[START OF THE DATA]

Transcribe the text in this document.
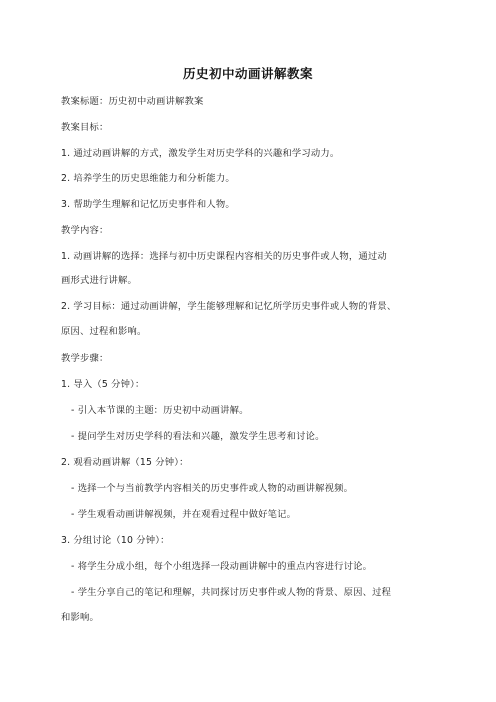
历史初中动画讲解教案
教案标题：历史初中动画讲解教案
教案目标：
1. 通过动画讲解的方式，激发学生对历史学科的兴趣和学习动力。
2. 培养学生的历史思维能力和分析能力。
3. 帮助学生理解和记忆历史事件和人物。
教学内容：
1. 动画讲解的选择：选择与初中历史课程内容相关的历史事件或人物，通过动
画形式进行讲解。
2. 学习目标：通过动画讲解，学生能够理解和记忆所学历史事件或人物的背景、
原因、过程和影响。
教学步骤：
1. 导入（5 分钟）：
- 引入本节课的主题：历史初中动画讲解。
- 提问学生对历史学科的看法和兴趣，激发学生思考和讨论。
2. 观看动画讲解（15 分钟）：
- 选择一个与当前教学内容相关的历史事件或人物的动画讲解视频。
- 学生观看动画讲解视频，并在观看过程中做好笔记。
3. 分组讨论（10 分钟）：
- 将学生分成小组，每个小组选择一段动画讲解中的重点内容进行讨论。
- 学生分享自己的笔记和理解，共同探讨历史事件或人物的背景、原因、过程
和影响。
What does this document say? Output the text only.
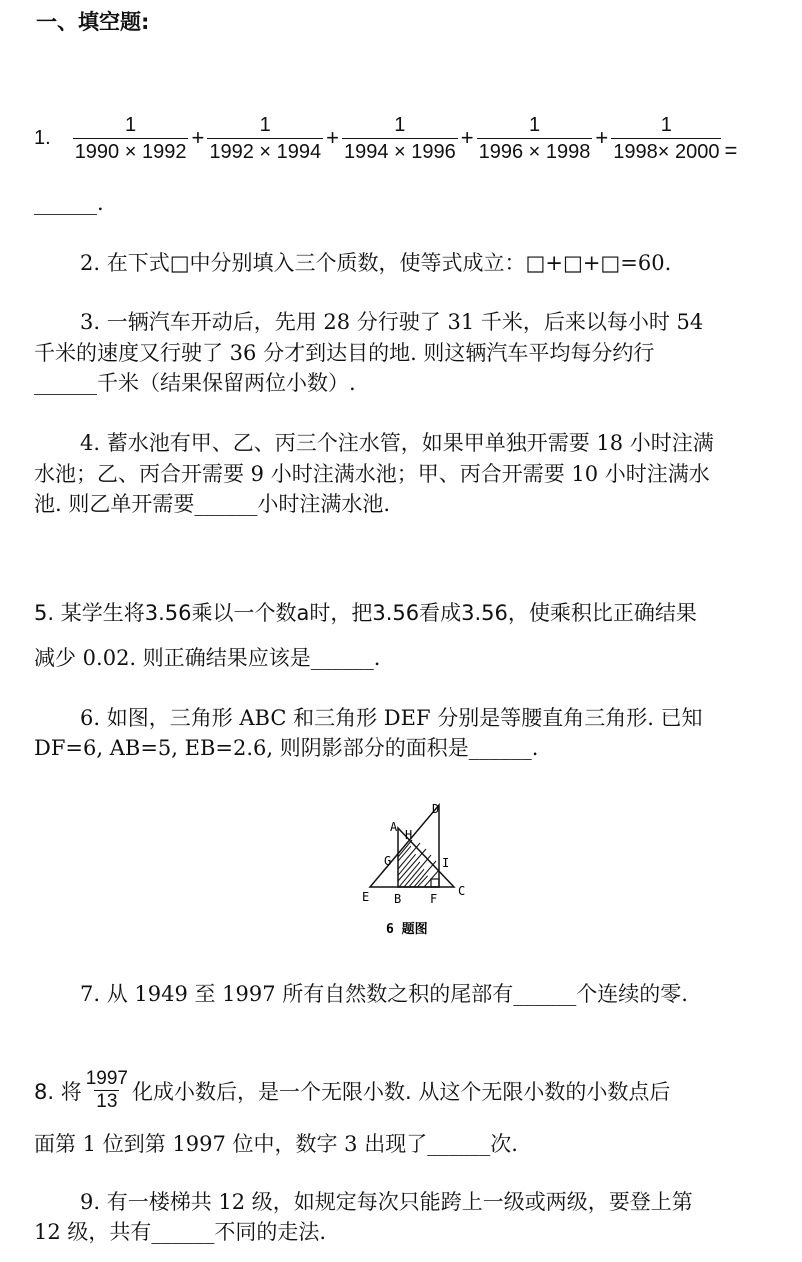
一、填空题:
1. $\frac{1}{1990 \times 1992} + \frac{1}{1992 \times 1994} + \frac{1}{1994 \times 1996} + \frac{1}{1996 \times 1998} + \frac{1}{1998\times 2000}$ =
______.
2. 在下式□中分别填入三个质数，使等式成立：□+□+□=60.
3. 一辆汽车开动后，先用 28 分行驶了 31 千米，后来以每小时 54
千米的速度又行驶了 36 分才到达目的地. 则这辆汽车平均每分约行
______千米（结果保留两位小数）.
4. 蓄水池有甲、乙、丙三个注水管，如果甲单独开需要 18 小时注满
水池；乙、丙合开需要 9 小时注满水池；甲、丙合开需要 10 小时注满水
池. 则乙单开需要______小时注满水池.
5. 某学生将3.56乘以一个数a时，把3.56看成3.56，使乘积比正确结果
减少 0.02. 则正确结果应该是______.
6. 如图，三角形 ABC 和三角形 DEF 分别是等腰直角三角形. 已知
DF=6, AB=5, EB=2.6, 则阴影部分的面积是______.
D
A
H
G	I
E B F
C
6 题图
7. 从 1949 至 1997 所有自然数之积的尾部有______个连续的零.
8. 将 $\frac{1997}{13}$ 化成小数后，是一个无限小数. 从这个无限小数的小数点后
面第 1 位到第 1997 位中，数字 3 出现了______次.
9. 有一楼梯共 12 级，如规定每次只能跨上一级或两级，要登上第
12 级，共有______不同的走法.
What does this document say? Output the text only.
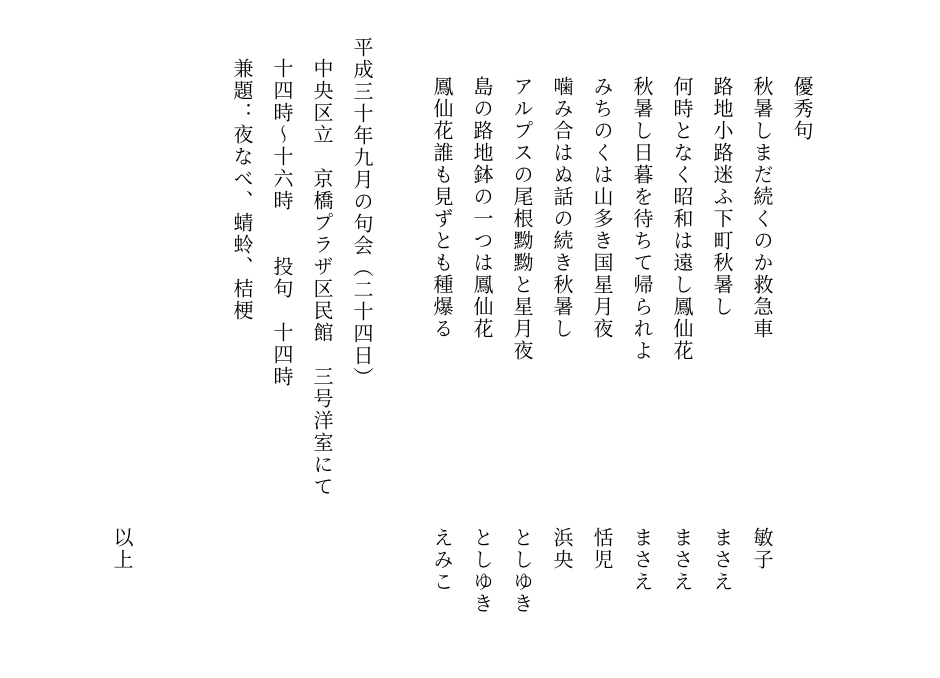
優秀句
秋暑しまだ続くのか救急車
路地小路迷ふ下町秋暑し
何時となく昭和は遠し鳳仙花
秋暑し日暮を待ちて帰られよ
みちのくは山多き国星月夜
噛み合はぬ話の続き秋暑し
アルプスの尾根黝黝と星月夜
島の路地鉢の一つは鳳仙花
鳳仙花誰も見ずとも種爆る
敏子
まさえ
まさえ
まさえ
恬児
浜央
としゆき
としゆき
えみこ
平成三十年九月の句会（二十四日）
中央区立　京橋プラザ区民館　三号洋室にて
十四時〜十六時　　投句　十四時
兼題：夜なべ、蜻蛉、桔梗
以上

[END OF THE DATA]
[START OF THE DATA]

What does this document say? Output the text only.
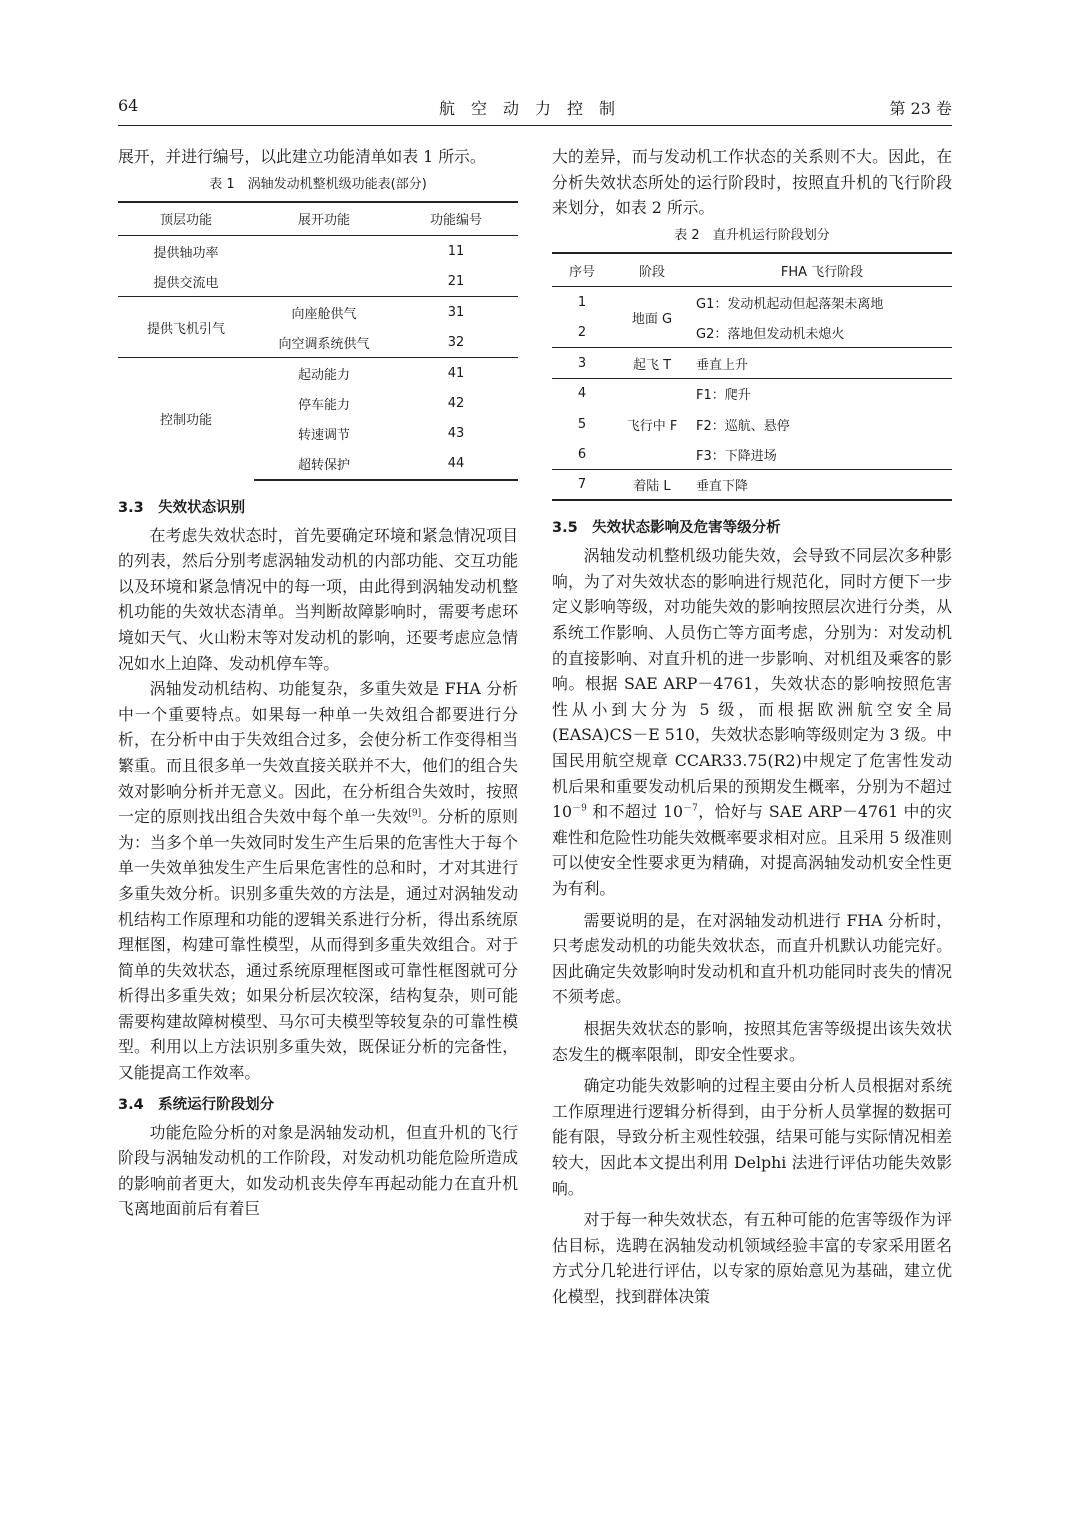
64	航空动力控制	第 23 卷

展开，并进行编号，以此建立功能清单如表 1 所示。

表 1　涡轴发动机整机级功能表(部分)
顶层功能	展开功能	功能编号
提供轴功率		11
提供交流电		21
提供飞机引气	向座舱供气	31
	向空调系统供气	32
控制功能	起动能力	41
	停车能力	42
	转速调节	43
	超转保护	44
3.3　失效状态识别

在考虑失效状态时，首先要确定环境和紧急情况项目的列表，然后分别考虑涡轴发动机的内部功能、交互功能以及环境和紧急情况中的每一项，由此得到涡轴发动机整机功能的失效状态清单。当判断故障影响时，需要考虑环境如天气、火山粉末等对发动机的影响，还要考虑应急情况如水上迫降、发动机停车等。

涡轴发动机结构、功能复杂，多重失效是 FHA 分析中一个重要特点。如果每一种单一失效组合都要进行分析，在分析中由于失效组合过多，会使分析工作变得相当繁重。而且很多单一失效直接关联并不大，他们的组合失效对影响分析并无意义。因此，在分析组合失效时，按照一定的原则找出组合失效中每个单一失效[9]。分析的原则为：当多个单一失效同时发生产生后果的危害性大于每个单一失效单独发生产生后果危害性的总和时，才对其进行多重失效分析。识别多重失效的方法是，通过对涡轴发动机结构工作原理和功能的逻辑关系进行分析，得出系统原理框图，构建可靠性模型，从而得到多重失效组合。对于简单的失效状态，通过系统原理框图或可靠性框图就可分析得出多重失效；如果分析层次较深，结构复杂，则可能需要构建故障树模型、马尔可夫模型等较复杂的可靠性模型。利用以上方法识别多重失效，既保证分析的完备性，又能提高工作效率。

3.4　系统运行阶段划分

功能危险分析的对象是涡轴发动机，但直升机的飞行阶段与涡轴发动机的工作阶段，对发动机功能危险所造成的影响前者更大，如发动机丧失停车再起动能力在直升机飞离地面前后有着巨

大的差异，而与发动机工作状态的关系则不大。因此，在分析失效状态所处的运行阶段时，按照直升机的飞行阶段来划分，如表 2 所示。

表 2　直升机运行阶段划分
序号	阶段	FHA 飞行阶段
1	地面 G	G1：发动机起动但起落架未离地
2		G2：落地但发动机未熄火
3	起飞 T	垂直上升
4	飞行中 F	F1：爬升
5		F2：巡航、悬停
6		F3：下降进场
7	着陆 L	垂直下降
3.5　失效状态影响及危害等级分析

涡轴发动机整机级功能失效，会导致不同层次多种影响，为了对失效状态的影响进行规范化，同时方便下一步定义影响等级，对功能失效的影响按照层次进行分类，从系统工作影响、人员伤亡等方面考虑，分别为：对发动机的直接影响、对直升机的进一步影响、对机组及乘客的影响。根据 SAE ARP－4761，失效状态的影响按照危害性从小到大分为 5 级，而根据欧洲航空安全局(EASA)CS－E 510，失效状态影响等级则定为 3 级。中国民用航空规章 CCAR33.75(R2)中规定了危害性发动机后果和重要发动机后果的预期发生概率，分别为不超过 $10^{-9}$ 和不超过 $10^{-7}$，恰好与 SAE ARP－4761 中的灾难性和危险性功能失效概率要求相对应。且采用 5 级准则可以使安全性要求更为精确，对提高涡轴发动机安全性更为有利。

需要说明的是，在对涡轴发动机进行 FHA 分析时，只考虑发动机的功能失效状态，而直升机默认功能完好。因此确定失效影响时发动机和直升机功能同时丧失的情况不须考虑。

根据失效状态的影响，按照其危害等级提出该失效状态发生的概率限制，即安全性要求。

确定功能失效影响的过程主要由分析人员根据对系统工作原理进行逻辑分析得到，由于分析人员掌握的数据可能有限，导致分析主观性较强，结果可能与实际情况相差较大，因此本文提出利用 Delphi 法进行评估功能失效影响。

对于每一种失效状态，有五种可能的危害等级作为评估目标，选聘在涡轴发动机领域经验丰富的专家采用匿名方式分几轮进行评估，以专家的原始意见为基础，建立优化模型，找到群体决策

[END OF THE DATA]

_PROBLEM DETAILS_
Scan the material above for the string "frac" and return the lines that hold it.

_ANSWER FOR THIS EXERCISE_
1. $\frac{1}{1990 \times 1992} + \frac{1}{1992 \times 1994} + \frac{1}{1994 \times 1996} + \frac{1}{1996 \times 1998} + \frac{1}{1998\times 2000}$ =
8. 将 $\frac{1997}{13}$ 化成小数后，是一个无限小数. 从这个无限小数的小数点后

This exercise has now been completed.